Copy each of the rows below word for word, keeping every character and box value unchanged.

******************************

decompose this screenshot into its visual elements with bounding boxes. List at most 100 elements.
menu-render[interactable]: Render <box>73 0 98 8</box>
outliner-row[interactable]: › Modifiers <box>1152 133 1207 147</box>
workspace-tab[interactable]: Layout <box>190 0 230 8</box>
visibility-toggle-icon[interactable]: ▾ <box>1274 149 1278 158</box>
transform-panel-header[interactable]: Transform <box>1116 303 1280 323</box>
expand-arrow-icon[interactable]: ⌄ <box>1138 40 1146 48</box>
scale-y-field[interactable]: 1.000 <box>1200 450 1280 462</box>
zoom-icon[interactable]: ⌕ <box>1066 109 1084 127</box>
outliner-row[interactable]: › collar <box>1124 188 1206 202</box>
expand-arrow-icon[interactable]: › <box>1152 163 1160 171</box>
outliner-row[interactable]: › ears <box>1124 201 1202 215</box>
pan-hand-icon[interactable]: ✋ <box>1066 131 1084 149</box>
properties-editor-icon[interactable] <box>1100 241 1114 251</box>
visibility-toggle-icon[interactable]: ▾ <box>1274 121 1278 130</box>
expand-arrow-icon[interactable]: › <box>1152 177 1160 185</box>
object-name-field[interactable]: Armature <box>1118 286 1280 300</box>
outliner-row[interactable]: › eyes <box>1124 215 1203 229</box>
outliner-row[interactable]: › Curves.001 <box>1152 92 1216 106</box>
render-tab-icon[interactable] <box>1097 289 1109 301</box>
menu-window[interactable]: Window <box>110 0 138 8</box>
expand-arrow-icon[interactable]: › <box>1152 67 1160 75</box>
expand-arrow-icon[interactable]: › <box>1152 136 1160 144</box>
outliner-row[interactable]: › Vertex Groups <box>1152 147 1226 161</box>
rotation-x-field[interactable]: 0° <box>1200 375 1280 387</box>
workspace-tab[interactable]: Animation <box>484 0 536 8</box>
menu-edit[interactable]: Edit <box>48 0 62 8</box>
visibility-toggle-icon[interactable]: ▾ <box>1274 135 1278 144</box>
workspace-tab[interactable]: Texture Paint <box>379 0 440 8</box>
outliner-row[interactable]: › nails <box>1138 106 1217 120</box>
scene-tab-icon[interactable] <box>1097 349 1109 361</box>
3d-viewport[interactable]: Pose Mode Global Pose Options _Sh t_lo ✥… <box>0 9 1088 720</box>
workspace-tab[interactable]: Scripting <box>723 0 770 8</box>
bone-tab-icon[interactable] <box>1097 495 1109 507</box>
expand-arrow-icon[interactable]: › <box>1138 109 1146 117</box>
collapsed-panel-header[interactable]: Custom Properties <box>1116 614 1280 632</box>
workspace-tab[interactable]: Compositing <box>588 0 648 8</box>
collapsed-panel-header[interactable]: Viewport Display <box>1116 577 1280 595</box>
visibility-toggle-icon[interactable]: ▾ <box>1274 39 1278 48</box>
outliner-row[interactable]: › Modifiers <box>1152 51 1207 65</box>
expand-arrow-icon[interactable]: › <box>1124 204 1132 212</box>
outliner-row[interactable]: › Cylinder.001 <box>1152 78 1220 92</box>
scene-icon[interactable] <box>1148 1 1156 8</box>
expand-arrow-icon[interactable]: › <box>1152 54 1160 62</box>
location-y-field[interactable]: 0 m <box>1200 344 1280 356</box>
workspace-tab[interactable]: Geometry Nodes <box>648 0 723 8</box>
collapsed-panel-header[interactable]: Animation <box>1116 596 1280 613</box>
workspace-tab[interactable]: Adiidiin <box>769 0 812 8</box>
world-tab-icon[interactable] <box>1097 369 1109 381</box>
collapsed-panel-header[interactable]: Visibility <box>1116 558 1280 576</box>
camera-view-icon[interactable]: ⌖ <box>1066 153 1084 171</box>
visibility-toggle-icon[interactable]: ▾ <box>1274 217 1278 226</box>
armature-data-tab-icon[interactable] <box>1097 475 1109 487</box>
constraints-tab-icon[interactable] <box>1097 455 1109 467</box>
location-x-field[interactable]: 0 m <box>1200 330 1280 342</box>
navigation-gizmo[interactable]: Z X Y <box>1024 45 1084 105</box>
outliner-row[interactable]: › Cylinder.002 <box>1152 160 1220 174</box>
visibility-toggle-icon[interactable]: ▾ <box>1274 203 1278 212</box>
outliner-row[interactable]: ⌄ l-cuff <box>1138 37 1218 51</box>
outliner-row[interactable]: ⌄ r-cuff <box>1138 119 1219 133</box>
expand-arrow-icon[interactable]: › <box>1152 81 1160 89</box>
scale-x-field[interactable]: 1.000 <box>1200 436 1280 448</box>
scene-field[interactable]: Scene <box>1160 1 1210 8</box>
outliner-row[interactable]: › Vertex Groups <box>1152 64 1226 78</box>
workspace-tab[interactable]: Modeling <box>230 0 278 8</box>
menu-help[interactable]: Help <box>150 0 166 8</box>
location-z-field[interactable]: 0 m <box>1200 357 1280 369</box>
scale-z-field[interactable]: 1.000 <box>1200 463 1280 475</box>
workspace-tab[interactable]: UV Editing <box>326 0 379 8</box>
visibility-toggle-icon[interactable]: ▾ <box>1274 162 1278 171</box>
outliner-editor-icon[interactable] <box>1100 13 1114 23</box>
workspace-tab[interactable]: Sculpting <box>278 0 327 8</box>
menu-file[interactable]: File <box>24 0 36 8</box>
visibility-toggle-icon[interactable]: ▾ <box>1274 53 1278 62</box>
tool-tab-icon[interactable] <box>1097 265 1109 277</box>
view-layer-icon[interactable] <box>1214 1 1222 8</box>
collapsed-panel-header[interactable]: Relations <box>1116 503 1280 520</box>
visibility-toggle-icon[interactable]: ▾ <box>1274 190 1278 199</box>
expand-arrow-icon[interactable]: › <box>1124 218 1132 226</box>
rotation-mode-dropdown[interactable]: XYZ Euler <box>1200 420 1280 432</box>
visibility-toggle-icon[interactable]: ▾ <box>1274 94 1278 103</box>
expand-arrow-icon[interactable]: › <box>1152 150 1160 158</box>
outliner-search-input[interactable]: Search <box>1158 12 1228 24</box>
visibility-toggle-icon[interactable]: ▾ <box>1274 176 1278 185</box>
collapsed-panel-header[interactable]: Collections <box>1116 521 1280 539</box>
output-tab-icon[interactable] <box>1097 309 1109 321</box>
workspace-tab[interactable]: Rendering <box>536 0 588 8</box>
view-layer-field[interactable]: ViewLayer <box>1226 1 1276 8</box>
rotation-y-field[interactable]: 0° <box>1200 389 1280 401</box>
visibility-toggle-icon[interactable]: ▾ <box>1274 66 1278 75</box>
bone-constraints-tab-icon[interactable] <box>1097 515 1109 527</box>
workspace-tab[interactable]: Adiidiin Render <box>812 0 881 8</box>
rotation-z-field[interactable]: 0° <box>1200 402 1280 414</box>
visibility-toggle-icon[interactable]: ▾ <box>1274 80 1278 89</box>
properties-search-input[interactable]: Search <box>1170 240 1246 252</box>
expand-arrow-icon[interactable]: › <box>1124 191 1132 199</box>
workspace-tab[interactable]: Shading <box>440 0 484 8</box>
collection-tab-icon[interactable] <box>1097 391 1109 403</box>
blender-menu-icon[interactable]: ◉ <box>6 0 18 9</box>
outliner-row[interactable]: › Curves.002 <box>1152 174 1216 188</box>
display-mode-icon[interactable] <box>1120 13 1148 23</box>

******************************

## RESULT OF THE EXERCISE:
decompose this screenshot into its visual elements with bounding boxes. List at most 100 elements.
menu-render[interactable]: Render <box>73 0 98 8</box>
outliner-row[interactable]: › Modifiers <box>1152 133 1207 147</box>
workspace-tab[interactable]: Layout <box>190 0 230 8</box>
visibility-toggle-icon[interactable]: ▾ <box>1274 149 1278 158</box>
transform-panel-header[interactable]: Transform <box>1116 303 1280 323</box>
expand-arrow-icon[interactable]: ⌄ <box>1138 40 1146 48</box>
scale-y-field[interactable]: 1.000 <box>1200 450 1280 462</box>
zoom-icon[interactable]: ⌕ <box>1066 109 1084 127</box>
outliner-row[interactable]: › collar <box>1124 188 1206 202</box>
expand-arrow-icon[interactable]: › <box>1152 163 1160 171</box>
outliner-row[interactable]: › ears <box>1124 201 1202 215</box>
pan-hand-icon[interactable]: ✋ <box>1066 131 1084 149</box>
properties-editor-icon[interactable] <box>1100 241 1114 251</box>
visibility-toggle-icon[interactable]: ▾ <box>1274 121 1278 130</box>
expand-arrow-icon[interactable]: › <box>1152 177 1160 185</box>
object-name-field[interactable]: Armature <box>1118 286 1280 300</box>
outliner-row[interactable]: › eyes <box>1124 215 1203 229</box>
outliner-row[interactable]: › Curves.001 <box>1152 92 1216 106</box>
render-tab-icon[interactable] <box>1097 289 1109 301</box>
menu-window[interactable]: Window <box>110 0 138 8</box>
expand-arrow-icon[interactable]: › <box>1152 67 1160 75</box>
expand-arrow-icon[interactable]: › <box>1152 136 1160 144</box>
outliner-row[interactable]: › Vertex Groups <box>1152 147 1226 161</box>
rotation-x-field[interactable]: 0° <box>1200 375 1280 387</box>
workspace-tab[interactable]: Animation <box>484 0 536 8</box>
menu-edit[interactable]: Edit <box>48 0 62 8</box>
visibility-toggle-icon[interactable]: ▾ <box>1274 135 1278 144</box>
workspace-tab[interactable]: Texture Paint <box>379 0 440 8</box>
outliner-row[interactable]: › nails <box>1138 106 1217 120</box>
scene-tab-icon[interactable] <box>1097 349 1109 361</box>
3d-viewport[interactable]: Pose Mode Global Pose Options _Sh t_lo ✥… <box>0 9 1088 720</box>
workspace-tab[interactable]: Scripting <box>723 0 770 8</box>
bone-tab-icon[interactable] <box>1097 495 1109 507</box>
expand-arrow-icon[interactable]: › <box>1138 109 1146 117</box>
collapsed-panel-header[interactable]: Custom Properties <box>1116 614 1280 632</box>
workspace-tab[interactable]: Compositing <box>588 0 648 8</box>
collapsed-panel-header[interactable]: Viewport Display <box>1116 577 1280 595</box>
visibility-toggle-icon[interactable]: ▾ <box>1274 39 1278 48</box>
outliner-row[interactable]: › Modifiers <box>1152 51 1207 65</box>
expand-arrow-icon[interactable]: › <box>1124 204 1132 212</box>
outliner-row[interactable]: › Cylinder.001 <box>1152 78 1220 92</box>
scene-icon[interactable] <box>1148 1 1156 8</box>
expand-arrow-icon[interactable]: › <box>1152 54 1160 62</box>
location-y-field[interactable]: 0 m <box>1200 344 1280 356</box>
workspace-tab[interactable]: Geometry Nodes <box>648 0 723 8</box>
collapsed-panel-header[interactable]: Animation <box>1116 596 1280 613</box>
workspace-tab[interactable]: Adiidiin <box>769 0 812 8</box>
world-tab-icon[interactable] <box>1097 369 1109 381</box>
collapsed-panel-header[interactable]: Visibility <box>1116 558 1280 576</box>
camera-view-icon[interactable]: ⌖ <box>1066 153 1084 171</box>
visibility-toggle-icon[interactable]: ▾ <box>1274 217 1278 226</box>
armature-data-tab-icon[interactable] <box>1097 475 1109 487</box>
constraints-tab-icon[interactable] <box>1097 455 1109 467</box>
location-x-field[interactable]: 0 m <box>1200 330 1280 342</box>
navigation-gizmo[interactable]: Z X Y <box>1024 45 1084 105</box>
outliner-row[interactable]: › Cylinder.002 <box>1152 160 1220 174</box>
visibility-toggle-icon[interactable]: ▾ <box>1274 203 1278 212</box>
outliner-row[interactable]: ⌄ l-cuff <box>1138 37 1218 51</box>
outliner-row[interactable]: ⌄ r-cuff <box>1138 119 1219 133</box>
expand-arrow-icon[interactable]: › <box>1152 81 1160 89</box>
scale-x-field[interactable]: 1.000 <box>1200 436 1280 448</box>
scene-field[interactable]: Scene <box>1160 1 1210 8</box>
outliner-row[interactable]: › Vertex Groups <box>1152 64 1226 78</box>
workspace-tab[interactable]: Modeling <box>230 0 278 8</box>
menu-help[interactable]: Help <box>150 0 166 8</box>
location-z-field[interactable]: 0 m <box>1200 357 1280 369</box>
scale-z-field[interactable]: 1.000 <box>1200 463 1280 475</box>
workspace-tab[interactable]: UV Editing <box>326 0 379 8</box>
visibility-toggle-icon[interactable]: ▾ <box>1274 162 1278 171</box>
outliner-editor-icon[interactable] <box>1100 13 1114 23</box>
workspace-tab[interactable]: Sculpting <box>278 0 327 8</box>
menu-file[interactable]: File <box>24 0 36 8</box>
visibility-toggle-icon[interactable]: ▾ <box>1274 53 1278 62</box>
tool-tab-icon[interactable] <box>1097 265 1109 277</box>
view-layer-icon[interactable] <box>1214 1 1222 8</box>
collapsed-panel-header[interactable]: Relations <box>1116 503 1280 520</box>
visibility-toggle-icon[interactable]: ▾ <box>1274 190 1278 199</box>
expand-arrow-icon[interactable]: › <box>1124 218 1132 226</box>
rotation-mode-dropdown[interactable]: XYZ Euler <box>1200 420 1280 432</box>
visibility-toggle-icon[interactable]: ▾ <box>1274 94 1278 103</box>
expand-arrow-icon[interactable]: › <box>1152 150 1160 158</box>
outliner-search-input[interactable]: Search <box>1158 12 1228 24</box>
visibility-toggle-icon[interactable]: ▾ <box>1274 176 1278 185</box>
collapsed-panel-header[interactable]: Collections <box>1116 521 1280 539</box>
output-tab-icon[interactable] <box>1097 309 1109 321</box>
workspace-tab[interactable]: Rendering <box>536 0 588 8</box>
view-layer-field[interactable]: ViewLayer <box>1226 1 1276 8</box>
rotation-y-field[interactable]: 0° <box>1200 389 1280 401</box>
visibility-toggle-icon[interactable]: ▾ <box>1274 66 1278 75</box>
bone-constraints-tab-icon[interactable] <box>1097 515 1109 527</box>
workspace-tab[interactable]: Adiidiin Render <box>812 0 881 8</box>
rotation-z-field[interactable]: 0° <box>1200 402 1280 414</box>
visibility-toggle-icon[interactable]: ▾ <box>1274 80 1278 89</box>
properties-search-input[interactable]: Search <box>1170 240 1246 252</box>
expand-arrow-icon[interactable]: › <box>1124 191 1132 199</box>
workspace-tab[interactable]: Shading <box>440 0 484 8</box>
collection-tab-icon[interactable] <box>1097 391 1109 403</box>
blender-menu-icon[interactable]: ◉ <box>6 0 18 9</box>
outliner-row[interactable]: › Curves.002 <box>1152 174 1216 188</box>
display-mode-icon[interactable] <box>1120 13 1148 23</box>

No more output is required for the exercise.